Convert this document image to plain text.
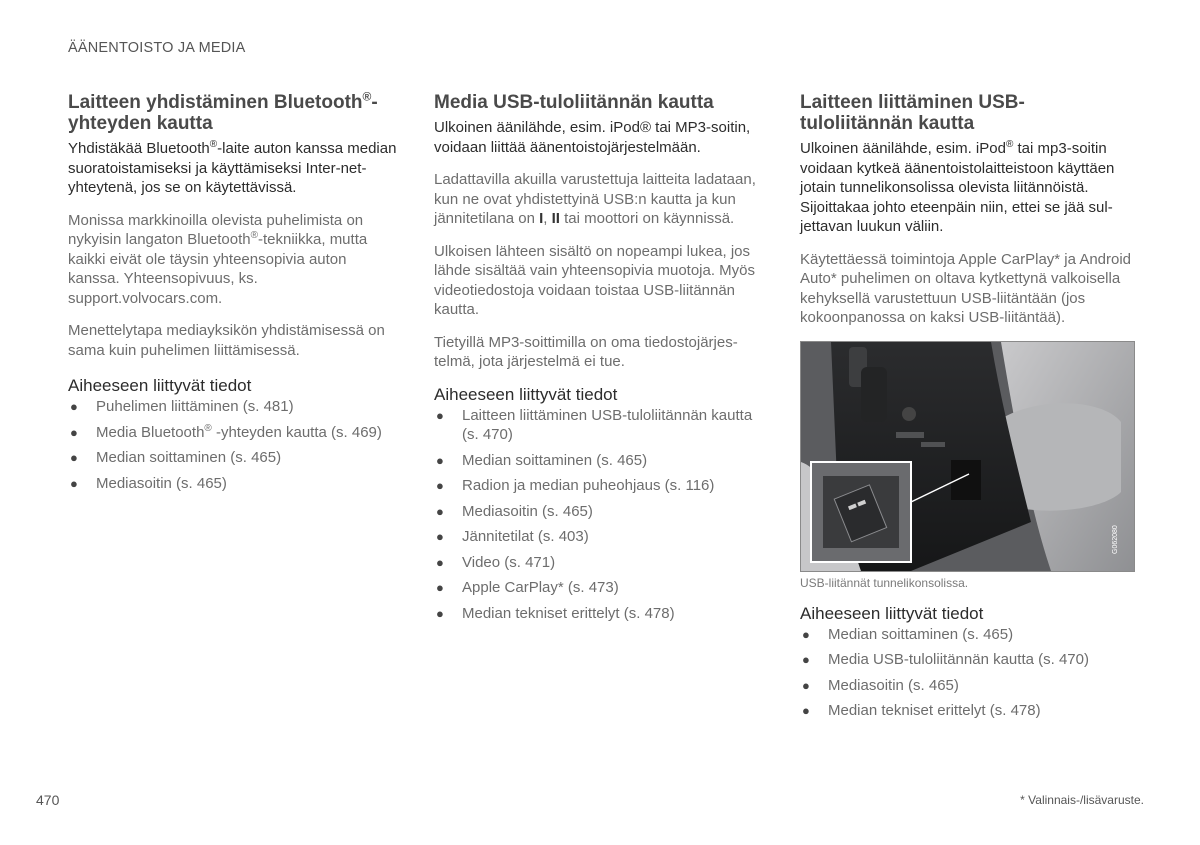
ÄÄNENTOISTO JA MEDIA
Laitteen yhdistäminen Bluetooth®-
yhteyden kautta

Yhdistäkää Bluetooth®-laite auton kanssa median suoratoistamiseksi ja käyttämiseksi Inter-net-yhteytenä, jos se on käytettävissä.

Monissa markkinoilla olevista puhelimista on nykyisin langaton Bluetooth®-tekniikka, mutta kaikki eivät ole täysin yhteensopivia auton kanssa. Yhteensopivuus, ks. support.volvocars.com.

Menettelytapa mediayksikön yhdistämisessä on sama kuin puhelimen liittämisessä.

Aiheeseen liittyvät tiedot
● Puhelimen liittäminen (s. 481)
● Media Bluetooth® -yhteyden kautta (s. 469)
● Median soittaminen (s. 465)
● Mediasoitin (s. 465)
Media USB-tuloliitännän kautta

Ulkoinen äänilähde, esim. iPod® tai MP3-soitin, voidaan liittää äänentoistojärjestelmään.

Ladattavilla akuilla varustettuja laitteita ladataan, kun ne ovat yhdistettyinä USB:n kautta ja kun jännitetilana on I, II tai moottori on käynnissä.

Ulkoisen lähteen sisältö on nopeampi lukea, jos lähde sisältää vain yhteensopivia muotoja. Myös videotiedostoja voidaan toistaa USB-liitännän kautta.

Tietyillä MP3-soittimilla on oma tiedostojärjes-telmä, jota järjestelmä ei tue.

Aiheeseen liittyvät tiedot
● Laitteen liittäminen USB-tuloliitännän kautta (s. 470)
● Median soittaminen (s. 465)
● Radion ja median puheohjaus (s. 116)
● Mediasoitin (s. 465)
● Jännitetilat (s. 403)
● Video (s. 471)
● Apple CarPlay* (s. 473)
● Median tekniset erittelyt (s. 478)
Laitteen liittäminen USB-
tuloliitännän kautta

Ulkoinen äänilähde, esim. iPod® tai mp3-soitin voidaan kytkeä äänentoistolaitteistoon käyttäen jotain tunnelikonsolissa olevista liitännöistä. Sijoittakaa johto eteenpäin niin, ettei se jää sul-jettavan luukun väliin.

Käytettäessä toimintoja Apple CarPlay* ja Android Auto* puhelimen on oltava kytkettynä valkoisella kehyksellä varustettuun USB-liitäntään (jos kokoonpanossa on kaksi USB-liitäntää).

G062080
USB-liitännät tunnelikonsolissa.
Aiheeseen liittyvät tiedot
● Median soittaminen (s. 465)
● Media USB-tuloliitännän kautta (s. 470)
● Mediasoitin (s. 465)
● Median tekniset erittelyt (s. 478)
470	* Valinnais-/lisävaruste.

# [Goal of the exercise]
How many lines of the data contain the word "kanssa"? Answer with the number alone.

# [Problem solution]
2